(Problem details) Please find all lines in the data that hold the string "بازرگانی" and copy them.

(Exercise data)
[start]

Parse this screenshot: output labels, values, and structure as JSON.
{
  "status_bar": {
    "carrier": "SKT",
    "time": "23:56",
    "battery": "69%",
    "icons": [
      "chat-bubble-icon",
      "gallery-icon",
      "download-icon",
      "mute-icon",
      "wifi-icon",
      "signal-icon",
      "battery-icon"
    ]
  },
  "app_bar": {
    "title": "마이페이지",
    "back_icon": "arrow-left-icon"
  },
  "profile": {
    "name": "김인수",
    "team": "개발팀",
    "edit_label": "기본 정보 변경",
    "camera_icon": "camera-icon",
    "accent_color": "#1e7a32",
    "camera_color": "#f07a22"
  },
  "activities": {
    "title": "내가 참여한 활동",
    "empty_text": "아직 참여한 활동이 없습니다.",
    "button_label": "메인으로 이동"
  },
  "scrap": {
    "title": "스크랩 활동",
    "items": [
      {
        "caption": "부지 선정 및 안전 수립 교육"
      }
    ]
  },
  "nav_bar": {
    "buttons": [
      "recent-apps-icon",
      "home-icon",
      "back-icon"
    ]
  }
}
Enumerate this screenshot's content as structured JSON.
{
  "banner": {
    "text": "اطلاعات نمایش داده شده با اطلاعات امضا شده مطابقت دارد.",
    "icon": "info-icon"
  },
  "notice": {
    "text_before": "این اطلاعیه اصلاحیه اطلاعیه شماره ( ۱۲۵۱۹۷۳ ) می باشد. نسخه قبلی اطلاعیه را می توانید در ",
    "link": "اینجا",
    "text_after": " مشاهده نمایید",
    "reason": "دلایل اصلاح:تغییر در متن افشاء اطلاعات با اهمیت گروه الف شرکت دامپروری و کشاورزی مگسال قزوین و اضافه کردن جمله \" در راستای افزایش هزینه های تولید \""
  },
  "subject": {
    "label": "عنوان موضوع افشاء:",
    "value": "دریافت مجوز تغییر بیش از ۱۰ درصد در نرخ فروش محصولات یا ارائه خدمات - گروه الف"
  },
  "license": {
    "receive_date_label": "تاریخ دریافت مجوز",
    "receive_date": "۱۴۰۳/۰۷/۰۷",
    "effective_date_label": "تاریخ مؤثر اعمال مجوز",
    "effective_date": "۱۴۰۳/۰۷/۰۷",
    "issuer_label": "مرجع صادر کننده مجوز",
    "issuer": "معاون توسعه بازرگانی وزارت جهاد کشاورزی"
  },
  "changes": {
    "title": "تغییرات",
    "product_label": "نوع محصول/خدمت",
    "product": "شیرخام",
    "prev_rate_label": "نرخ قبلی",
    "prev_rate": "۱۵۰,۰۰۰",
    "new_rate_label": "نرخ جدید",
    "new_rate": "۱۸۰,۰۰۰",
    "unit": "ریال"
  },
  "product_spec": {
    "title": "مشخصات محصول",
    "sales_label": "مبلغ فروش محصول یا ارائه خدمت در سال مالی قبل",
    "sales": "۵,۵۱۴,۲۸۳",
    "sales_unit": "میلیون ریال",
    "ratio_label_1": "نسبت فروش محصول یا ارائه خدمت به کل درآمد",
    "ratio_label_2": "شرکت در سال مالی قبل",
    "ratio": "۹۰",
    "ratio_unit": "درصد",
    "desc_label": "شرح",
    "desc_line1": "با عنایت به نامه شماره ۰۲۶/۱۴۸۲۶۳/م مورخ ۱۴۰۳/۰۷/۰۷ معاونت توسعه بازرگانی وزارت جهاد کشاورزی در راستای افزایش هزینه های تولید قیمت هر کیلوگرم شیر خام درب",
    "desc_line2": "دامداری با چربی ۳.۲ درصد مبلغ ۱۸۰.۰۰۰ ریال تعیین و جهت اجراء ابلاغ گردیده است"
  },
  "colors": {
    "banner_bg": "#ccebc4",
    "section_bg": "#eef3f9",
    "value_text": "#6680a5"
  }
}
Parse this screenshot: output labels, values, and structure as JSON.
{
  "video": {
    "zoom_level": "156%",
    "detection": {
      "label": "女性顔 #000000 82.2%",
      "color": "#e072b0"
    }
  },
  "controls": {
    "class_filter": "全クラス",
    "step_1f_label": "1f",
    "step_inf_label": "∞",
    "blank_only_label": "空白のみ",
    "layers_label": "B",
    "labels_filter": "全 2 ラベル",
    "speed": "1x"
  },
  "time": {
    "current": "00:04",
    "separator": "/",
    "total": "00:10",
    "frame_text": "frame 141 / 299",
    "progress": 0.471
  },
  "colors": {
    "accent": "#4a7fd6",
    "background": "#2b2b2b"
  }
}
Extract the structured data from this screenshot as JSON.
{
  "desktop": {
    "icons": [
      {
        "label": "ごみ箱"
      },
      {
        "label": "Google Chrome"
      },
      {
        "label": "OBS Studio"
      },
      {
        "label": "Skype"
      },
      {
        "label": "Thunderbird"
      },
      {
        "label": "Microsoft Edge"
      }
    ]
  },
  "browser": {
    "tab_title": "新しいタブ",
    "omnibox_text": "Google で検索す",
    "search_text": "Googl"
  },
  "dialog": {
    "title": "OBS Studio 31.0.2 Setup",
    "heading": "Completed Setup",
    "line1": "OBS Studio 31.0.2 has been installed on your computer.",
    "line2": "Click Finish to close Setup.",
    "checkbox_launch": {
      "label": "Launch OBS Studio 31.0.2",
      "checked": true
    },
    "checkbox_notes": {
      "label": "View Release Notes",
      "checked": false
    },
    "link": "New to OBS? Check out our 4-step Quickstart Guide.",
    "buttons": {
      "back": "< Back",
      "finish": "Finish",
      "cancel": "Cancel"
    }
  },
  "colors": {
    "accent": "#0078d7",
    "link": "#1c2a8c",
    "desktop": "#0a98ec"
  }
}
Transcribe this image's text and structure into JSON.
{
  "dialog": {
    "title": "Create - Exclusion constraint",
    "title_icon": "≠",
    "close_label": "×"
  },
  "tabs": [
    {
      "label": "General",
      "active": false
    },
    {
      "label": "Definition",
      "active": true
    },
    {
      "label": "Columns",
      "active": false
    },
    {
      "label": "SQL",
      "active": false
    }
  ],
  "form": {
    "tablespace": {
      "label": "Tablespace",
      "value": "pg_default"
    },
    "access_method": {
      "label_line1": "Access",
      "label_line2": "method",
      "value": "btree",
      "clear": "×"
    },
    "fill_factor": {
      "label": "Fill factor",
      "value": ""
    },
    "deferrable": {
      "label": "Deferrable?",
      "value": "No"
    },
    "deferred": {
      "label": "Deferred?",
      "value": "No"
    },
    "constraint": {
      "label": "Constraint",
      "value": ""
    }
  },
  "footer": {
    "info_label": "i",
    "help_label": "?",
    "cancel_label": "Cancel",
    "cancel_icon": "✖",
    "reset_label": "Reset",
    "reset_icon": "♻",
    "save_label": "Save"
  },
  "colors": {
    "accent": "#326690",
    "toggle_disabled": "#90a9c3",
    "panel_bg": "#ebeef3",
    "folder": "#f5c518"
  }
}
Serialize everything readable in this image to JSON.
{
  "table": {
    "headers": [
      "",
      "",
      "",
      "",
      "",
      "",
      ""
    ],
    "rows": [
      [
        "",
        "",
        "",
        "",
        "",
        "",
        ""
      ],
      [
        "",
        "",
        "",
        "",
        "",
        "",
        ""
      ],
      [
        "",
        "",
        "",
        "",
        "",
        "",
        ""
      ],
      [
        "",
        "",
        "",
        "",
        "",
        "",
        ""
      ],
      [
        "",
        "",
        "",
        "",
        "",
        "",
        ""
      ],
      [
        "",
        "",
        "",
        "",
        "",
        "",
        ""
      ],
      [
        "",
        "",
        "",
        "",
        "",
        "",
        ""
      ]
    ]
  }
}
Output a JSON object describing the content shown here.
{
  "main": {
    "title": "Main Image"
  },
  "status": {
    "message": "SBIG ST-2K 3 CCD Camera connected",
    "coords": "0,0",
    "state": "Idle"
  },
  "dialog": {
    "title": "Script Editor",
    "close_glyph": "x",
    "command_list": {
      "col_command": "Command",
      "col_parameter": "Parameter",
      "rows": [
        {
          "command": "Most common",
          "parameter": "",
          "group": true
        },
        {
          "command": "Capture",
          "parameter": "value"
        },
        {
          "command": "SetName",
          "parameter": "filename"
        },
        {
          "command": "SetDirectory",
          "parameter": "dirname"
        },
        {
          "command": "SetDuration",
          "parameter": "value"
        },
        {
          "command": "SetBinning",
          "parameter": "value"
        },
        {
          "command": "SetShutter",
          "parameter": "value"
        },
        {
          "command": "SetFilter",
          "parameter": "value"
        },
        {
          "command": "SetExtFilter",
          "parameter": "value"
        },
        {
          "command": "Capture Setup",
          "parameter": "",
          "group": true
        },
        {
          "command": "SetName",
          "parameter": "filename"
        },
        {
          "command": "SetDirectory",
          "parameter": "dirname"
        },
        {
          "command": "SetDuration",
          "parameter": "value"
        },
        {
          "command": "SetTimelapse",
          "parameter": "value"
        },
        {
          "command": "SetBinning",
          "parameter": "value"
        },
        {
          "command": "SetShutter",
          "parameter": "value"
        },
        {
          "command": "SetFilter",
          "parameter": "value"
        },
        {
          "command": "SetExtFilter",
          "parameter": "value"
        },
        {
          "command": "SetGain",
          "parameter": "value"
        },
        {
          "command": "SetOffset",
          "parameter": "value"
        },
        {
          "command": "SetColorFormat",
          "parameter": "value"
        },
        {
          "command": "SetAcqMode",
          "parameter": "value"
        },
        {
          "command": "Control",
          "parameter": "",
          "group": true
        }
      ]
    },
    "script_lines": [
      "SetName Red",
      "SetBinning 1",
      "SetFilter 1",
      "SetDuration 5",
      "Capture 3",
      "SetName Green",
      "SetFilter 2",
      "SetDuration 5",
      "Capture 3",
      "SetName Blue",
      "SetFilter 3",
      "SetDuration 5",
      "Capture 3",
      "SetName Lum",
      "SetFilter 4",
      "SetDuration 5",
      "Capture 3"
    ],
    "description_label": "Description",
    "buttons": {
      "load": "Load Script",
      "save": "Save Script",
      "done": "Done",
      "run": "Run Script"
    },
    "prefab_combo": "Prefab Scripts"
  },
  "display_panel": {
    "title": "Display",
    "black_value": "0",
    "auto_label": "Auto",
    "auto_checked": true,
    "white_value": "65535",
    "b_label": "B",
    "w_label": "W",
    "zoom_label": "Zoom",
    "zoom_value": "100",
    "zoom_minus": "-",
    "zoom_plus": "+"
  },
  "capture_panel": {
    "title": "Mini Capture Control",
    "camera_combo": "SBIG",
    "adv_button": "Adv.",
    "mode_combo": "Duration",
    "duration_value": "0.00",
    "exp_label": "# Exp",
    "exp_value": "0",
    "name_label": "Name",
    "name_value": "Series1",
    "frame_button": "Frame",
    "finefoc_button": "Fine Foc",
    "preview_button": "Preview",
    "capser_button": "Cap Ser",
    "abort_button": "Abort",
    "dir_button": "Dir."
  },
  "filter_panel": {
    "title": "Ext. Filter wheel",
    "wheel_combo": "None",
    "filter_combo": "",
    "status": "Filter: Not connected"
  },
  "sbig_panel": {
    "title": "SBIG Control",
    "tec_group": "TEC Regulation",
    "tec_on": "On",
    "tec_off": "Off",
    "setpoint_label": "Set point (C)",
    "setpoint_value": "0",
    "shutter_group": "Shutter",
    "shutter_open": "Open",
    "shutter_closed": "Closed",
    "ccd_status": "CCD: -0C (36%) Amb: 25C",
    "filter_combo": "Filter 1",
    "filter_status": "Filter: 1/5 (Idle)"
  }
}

[end]

(Solution to the problem)
    "issuer": "معاون توسعه بازرگانی وزارت جهاد کشاورزی"
    "desc_line1": "با عنایت به نامه شماره ۰۲۶/۱۴۸۲۶۳/م مورخ ۱۴۰۳/۰۷/۰۷ معاونت توسعه بازرگانی وزارت جهاد کشاورزی در راستای افزایش هزینه های تولید قیمت هر کیلوگرم شیر خام درب",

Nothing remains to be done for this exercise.